++++ DATA TO PROCESS ++++
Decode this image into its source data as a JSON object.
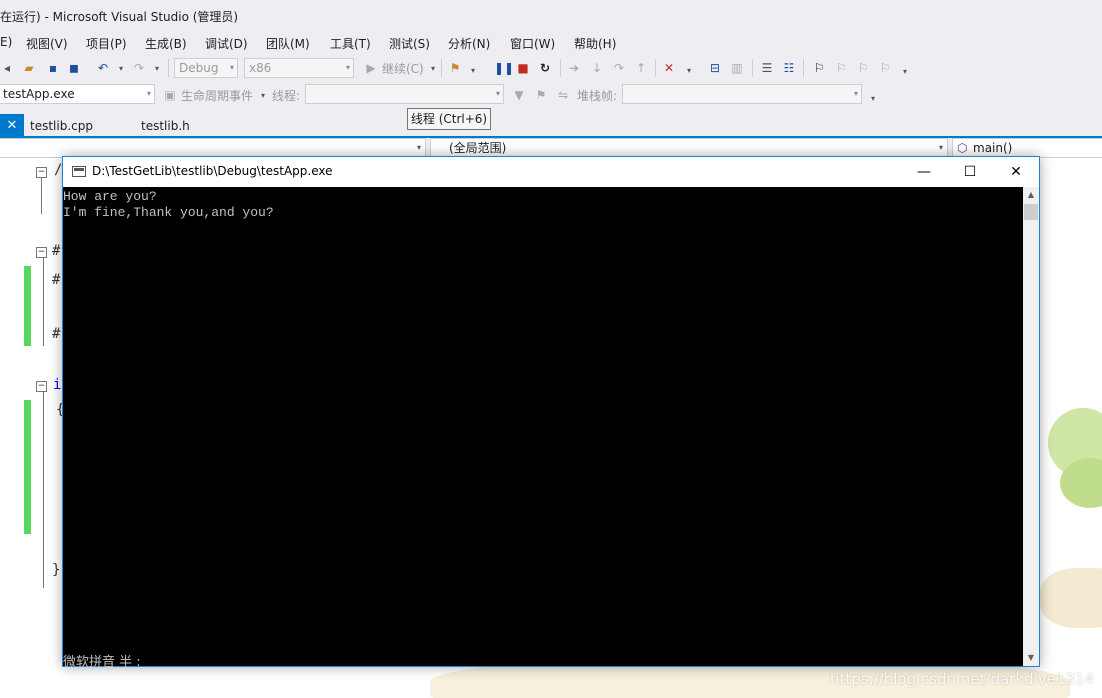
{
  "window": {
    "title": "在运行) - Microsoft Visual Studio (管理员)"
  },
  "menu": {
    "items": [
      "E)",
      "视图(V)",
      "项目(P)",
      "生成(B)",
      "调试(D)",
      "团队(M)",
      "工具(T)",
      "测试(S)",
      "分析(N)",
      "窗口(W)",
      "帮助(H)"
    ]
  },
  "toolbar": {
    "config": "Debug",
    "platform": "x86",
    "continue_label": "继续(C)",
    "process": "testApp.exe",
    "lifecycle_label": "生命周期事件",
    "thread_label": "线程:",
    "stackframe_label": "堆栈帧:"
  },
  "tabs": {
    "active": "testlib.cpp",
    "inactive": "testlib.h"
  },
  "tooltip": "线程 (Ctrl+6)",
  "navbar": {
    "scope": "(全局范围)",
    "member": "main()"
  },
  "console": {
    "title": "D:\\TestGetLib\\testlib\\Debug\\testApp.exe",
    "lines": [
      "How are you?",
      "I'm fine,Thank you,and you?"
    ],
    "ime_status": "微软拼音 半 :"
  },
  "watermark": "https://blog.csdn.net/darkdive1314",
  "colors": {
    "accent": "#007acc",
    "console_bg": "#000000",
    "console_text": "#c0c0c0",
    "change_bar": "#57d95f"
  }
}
++++
§ **YOUR TASK**: Take every line above carrying "Debug" and return it.

§ **ANSWER TO THE PROBLEM**:
    "config": "Debug",
    "title": "D:\\TestGetLib\\testlib\\Debug\\testApp.exe",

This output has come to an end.